━━ The records ━━

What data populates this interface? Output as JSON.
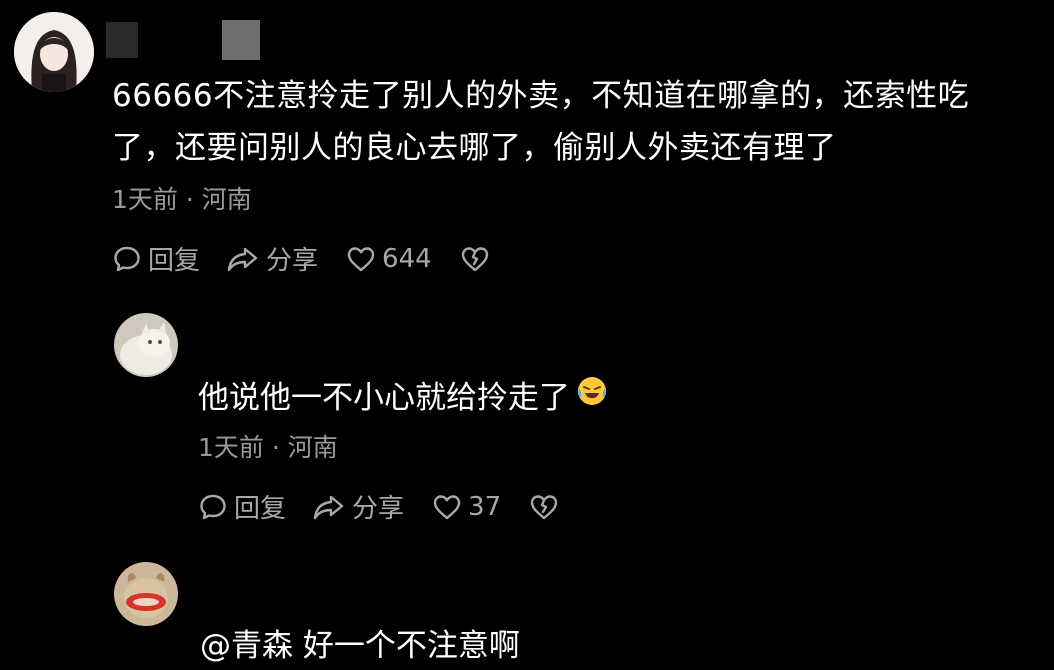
{
  "comments": [
    {
      "text_line1": "66666不注意拎走了别人的外卖，不知道在哪拿的，还索性吃",
      "text_line2": "了，还要问别人的良心去哪了，偷别人外卖还有理了",
      "meta": "1天前 · 河南",
      "reply_label": "回复",
      "share_label": "分享",
      "likes": "644"
    },
    {
      "text": "他说他一不小心就给拎走了",
      "meta": "1天前 · 河南",
      "reply_label": "回复",
      "share_label": "分享",
      "likes": "37"
    },
    {
      "text": "@青森  好一个不注意啊"
    }
  ],
  "icons": {
    "reply": "speech-bubble-icon",
    "share": "share-arrow-icon",
    "like": "heart-icon",
    "dislike": "broken-heart-icon",
    "emoji": "crying-laughing-emoji"
  },
  "colors": {
    "background": "#000000",
    "text": "#ffffff",
    "meta": "#9a9a9a",
    "action": "#a8a8a8"
  }
}
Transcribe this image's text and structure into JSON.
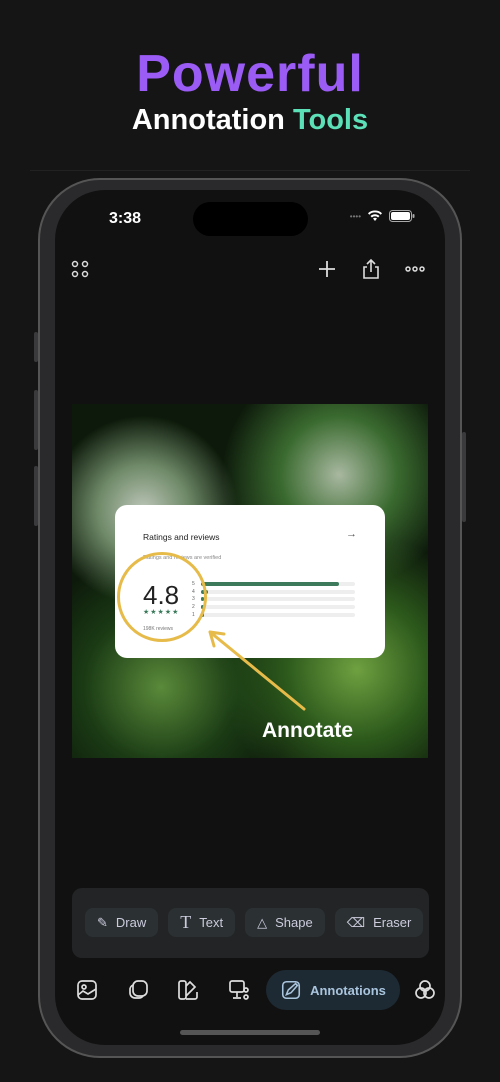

━━━

:: Description of the task ::
Write every entry out again exactly, dropping the pictures.

:: Answer to the exercise ::
What data populates this interface? Output as JSON.
{
  "comments": [
    {
      "text_line1": "66666不注意拎走了别人的外卖，不知道在哪拿的，还索性吃",
      "text_line2": "了，还要问别人的良心去哪了，偷别人外卖还有理了",
      "meta": "1天前 · 河南",
      "reply_label": "回复",
      "share_label": "分享",
      "likes": "644"
    },
    {
      "text": "他说他一不小心就给拎走了",
      "meta": "1天前 · 河南",
      "reply_label": "回复",
      "share_label": "分享",
      "likes": "37"
    },
    {
      "text": "@青森  好一个不注意啊"
    }
  ],
  "icons": {
    "reply": "speech-bubble-icon",
    "share": "share-arrow-icon",
    "like": "heart-icon",
    "dislike": "broken-heart-icon",
    "emoji": "crying-laughing-emoji"
  },
  "colors": {
    "background": "#000000",
    "text": "#ffffff",
    "meta": "#9a9a9a",
    "action": "#a8a8a8"
  }
}
Transcribe this image's text and structure into JSON.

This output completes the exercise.